**PROBLEM DETAILS:** Reproduce all records exactly.

***** DATA SUPPLIED *****

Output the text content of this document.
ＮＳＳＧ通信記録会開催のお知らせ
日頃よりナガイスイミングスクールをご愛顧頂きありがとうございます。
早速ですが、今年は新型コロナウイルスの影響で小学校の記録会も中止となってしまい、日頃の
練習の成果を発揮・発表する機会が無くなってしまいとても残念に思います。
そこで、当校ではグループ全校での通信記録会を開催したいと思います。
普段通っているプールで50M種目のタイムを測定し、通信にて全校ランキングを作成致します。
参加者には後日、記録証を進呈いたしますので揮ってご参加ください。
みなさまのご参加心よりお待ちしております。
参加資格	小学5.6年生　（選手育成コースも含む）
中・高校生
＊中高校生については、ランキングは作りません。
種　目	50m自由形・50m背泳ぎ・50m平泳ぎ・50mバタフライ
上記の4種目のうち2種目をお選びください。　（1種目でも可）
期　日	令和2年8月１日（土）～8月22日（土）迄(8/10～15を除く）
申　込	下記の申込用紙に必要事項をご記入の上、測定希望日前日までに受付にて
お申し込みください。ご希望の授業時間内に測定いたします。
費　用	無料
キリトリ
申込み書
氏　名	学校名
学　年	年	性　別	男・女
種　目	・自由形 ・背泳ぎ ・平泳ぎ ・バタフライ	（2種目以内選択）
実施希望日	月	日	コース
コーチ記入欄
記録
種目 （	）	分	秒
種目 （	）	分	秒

*****

**OUTPUT:**
Output the text content of this document.
ＮＳＳＧ通信記録会開催のお知らせ
日頃よりナガイスイミングスクールをご愛顧頂きありがとうございます。
早速ですが、今年は新型コロナウイルスの影響で小学校の記録会も中止となってしまい、日頃の
練習の成果を発揮・発表する機会が無くなってしまいとても残念に思います。
そこで、当校ではグループ全校での通信記録会を開催したいと思います。
普段通っているプールで50M種目のタイムを測定し、通信にて全校ランキングを作成致します。
参加者には後日、記録証を進呈いたしますので揮ってご参加ください。
みなさまのご参加心よりお待ちしております。
参加資格	小学5.6年生　（選手育成コースも含む）
中・高校生
＊中高校生については、ランキングは作りません。
種　目	50m自由形・50m背泳ぎ・50m平泳ぎ・50mバタフライ
上記の4種目のうち2種目をお選びください。　（1種目でも可）
期　日	令和2年8月１日（土）～8月22日（土）迄(8/10～15を除く）
申　込	下記の申込用紙に必要事項をご記入の上、測定希望日前日までに受付にて
お申し込みください。ご希望の授業時間内に測定いたします。
費　用	無料
キリトリ
申込み書
氏　名	学校名
学　年	年	性　別	男・女
種　目	・自由形 ・背泳ぎ ・平泳ぎ ・バタフライ	（2種目以内選択）
実施希望日	月	日	コース
コーチ記入欄
記録
種目 （	）	分	秒
種目 （	）	分	秒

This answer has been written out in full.